Stored records

____________

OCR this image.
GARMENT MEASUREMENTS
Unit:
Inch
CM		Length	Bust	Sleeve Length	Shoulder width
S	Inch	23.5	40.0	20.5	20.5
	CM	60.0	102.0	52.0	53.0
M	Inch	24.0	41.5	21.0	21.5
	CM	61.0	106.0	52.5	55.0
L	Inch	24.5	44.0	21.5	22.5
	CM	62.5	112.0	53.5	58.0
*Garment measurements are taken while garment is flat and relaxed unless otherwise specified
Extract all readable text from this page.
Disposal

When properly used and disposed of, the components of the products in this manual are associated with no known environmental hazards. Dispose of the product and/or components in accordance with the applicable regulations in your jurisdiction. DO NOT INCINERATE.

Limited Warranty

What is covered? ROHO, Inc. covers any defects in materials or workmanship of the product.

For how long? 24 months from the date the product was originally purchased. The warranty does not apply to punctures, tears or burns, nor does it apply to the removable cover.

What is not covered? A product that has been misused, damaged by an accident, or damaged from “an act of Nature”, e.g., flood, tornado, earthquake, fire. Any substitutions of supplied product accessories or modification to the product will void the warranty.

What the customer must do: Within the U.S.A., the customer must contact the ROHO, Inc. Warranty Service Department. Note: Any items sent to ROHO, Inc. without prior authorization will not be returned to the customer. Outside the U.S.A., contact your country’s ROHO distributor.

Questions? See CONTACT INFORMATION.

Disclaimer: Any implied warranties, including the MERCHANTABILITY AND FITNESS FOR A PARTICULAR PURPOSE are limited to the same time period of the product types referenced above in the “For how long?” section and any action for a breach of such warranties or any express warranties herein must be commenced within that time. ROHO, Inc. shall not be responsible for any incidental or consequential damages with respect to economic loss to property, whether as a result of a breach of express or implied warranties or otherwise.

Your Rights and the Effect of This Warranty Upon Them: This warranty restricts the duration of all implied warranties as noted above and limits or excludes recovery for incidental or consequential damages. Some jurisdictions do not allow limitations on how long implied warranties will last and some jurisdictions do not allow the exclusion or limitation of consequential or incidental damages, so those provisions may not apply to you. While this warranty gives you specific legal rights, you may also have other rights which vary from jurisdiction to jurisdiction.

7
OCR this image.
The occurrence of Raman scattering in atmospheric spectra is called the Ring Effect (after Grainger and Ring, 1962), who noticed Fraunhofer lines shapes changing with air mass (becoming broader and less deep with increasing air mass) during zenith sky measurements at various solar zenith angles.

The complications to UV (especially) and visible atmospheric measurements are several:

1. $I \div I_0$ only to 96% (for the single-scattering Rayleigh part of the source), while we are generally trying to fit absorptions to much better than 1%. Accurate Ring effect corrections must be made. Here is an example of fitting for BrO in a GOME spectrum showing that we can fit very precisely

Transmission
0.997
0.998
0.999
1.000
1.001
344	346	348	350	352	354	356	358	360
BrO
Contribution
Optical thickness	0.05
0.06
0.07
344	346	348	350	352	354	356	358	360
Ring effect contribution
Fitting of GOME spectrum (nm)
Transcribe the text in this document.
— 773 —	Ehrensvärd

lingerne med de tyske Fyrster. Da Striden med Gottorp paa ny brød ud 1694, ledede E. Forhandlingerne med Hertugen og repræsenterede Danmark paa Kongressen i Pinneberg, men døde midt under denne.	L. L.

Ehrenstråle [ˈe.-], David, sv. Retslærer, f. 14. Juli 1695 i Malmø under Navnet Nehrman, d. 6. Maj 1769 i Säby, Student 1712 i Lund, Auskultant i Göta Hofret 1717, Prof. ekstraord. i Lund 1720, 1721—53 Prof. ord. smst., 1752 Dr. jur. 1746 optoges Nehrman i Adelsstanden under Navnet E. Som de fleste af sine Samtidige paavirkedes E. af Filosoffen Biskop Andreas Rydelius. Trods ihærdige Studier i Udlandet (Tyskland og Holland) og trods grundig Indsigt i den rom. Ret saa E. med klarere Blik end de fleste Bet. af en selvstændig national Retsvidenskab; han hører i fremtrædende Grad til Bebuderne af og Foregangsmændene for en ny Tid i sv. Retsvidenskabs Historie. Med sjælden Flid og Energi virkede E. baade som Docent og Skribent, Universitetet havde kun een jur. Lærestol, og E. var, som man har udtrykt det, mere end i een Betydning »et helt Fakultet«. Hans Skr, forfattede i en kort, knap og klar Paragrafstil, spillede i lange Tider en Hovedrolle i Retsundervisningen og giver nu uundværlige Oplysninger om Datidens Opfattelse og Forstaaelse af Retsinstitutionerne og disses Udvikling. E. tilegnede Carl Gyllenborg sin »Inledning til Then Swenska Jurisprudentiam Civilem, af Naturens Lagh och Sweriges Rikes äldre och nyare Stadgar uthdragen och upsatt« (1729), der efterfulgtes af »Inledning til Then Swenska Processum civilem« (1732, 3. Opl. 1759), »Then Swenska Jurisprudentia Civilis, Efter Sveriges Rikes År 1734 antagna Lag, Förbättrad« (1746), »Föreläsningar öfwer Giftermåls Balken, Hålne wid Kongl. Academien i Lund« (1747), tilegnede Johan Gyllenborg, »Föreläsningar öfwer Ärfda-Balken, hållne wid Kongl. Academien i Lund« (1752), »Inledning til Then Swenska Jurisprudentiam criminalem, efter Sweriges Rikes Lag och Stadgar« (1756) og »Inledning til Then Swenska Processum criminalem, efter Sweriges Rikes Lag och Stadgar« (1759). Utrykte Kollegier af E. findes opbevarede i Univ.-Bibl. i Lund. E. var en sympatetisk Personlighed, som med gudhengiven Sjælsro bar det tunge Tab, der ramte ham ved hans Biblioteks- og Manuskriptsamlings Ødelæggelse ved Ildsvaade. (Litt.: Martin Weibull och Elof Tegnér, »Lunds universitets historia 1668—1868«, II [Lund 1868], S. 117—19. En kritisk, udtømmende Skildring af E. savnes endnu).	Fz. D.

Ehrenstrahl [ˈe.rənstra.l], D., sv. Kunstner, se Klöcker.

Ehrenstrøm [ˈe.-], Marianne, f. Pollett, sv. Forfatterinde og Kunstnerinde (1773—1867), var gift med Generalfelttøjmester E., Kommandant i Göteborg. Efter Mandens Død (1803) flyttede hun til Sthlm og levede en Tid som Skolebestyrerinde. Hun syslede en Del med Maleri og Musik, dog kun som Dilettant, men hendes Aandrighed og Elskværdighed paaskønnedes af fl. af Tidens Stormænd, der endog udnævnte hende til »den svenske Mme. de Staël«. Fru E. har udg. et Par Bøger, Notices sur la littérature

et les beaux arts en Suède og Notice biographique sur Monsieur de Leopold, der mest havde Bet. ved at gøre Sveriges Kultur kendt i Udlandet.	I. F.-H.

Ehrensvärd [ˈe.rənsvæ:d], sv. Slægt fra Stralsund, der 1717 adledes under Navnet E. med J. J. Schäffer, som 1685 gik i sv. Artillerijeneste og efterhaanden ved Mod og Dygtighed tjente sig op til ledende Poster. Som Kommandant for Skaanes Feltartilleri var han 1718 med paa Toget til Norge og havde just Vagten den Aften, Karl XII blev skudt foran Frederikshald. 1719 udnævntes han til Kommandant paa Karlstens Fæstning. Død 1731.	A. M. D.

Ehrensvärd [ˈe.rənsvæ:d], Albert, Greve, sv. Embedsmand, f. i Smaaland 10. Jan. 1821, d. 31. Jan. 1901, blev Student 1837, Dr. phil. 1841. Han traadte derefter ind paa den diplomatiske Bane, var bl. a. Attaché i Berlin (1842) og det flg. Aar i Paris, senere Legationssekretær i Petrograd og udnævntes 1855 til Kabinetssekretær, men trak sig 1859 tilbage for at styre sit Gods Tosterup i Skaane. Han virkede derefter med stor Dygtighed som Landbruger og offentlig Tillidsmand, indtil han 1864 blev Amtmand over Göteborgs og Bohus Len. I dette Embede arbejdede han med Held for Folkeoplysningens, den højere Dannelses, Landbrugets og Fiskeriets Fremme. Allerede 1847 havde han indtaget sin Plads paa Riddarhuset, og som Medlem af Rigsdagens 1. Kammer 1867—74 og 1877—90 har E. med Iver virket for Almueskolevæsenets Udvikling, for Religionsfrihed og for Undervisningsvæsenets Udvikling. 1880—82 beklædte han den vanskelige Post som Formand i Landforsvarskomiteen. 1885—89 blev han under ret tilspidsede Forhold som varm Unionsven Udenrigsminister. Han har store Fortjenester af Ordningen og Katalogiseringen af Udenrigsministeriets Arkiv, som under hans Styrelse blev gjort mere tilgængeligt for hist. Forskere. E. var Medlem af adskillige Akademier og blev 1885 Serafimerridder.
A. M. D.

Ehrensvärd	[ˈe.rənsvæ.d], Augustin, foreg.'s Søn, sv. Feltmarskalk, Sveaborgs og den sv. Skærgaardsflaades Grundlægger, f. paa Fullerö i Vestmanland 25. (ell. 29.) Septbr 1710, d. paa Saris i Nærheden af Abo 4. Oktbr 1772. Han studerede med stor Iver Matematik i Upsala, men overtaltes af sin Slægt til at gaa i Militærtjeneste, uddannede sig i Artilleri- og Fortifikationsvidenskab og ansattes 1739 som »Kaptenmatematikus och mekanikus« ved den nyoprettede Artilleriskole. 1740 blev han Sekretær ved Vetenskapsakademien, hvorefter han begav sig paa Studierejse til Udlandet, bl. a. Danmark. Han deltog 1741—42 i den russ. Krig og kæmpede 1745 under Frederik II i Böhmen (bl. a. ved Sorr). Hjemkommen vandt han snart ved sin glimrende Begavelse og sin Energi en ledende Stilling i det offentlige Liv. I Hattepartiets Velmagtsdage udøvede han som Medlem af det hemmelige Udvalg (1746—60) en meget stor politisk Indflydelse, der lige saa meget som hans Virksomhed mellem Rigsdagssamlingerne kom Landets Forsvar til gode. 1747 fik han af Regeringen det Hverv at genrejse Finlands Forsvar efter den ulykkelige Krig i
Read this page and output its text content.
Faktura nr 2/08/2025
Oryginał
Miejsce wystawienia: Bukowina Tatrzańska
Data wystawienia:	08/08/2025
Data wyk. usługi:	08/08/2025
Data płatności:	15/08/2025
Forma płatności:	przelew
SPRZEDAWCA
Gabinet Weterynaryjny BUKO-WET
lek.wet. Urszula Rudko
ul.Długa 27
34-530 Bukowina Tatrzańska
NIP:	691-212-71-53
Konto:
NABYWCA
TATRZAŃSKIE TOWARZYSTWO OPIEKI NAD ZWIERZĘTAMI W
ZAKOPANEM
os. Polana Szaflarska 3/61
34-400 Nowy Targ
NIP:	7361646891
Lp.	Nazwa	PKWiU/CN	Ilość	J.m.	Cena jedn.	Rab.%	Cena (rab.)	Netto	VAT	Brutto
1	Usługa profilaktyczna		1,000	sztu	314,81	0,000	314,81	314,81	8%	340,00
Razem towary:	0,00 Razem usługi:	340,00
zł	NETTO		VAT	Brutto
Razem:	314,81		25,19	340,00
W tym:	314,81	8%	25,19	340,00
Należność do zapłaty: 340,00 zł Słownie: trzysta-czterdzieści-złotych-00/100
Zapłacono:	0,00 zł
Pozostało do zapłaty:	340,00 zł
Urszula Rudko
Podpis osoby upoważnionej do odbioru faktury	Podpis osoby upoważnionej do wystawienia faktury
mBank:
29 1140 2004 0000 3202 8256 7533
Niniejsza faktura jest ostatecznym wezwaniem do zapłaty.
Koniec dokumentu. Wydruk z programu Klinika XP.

____________

__Work required__
Restate word for word the lines from the one holding "Read this page and output its text content." to the end of the listing, both ends included, and nothing more.

__Result__
Read this page and output its text content.
Faktura nr 2/08/2025
Oryginał
Miejsce wystawienia: Bukowina Tatrzańska
Data wystawienia:	08/08/2025
Data wyk. usługi:	08/08/2025
Data płatności:	15/08/2025
Forma płatności:	przelew
SPRZEDAWCA
Gabinet Weterynaryjny BUKO-WET
lek.wet. Urszula Rudko
ul.Długa 27
34-530 Bukowina Tatrzańska
NIP:	691-212-71-53
Konto:
NABYWCA
TATRZAŃSKIE TOWARZYSTWO OPIEKI NAD ZWIERZĘTAMI W
ZAKOPANEM
os. Polana Szaflarska 3/61
34-400 Nowy Targ
NIP:	7361646891
Lp.	Nazwa	PKWiU/CN	Ilość	J.m.	Cena jedn.	Rab.%	Cena (rab.)	Netto	VAT	Brutto
1	Usługa profilaktyczna		1,000	sztu	314,81	0,000	314,81	314,81	8%	340,00
Razem towary:	0,00 Razem usługi:	340,00
zł	NETTO		VAT	Brutto
Razem:	314,81		25,19	340,00
W tym:	314,81	8%	25,19	340,00
Należność do zapłaty: 340,00 zł Słownie: trzysta-czterdzieści-złotych-00/100
Zapłacono:	0,00 zł
Pozostało do zapłaty:	340,00 zł
Urszula Rudko
Podpis osoby upoważnionej do odbioru faktury	Podpis osoby upoważnionej do wystawienia faktury
mBank:
29 1140 2004 0000 3202 8256 7533
Niniejsza faktura jest ostatecznym wezwaniem do zapłaty.
Koniec dokumentu. Wydruk z programu Klinika XP.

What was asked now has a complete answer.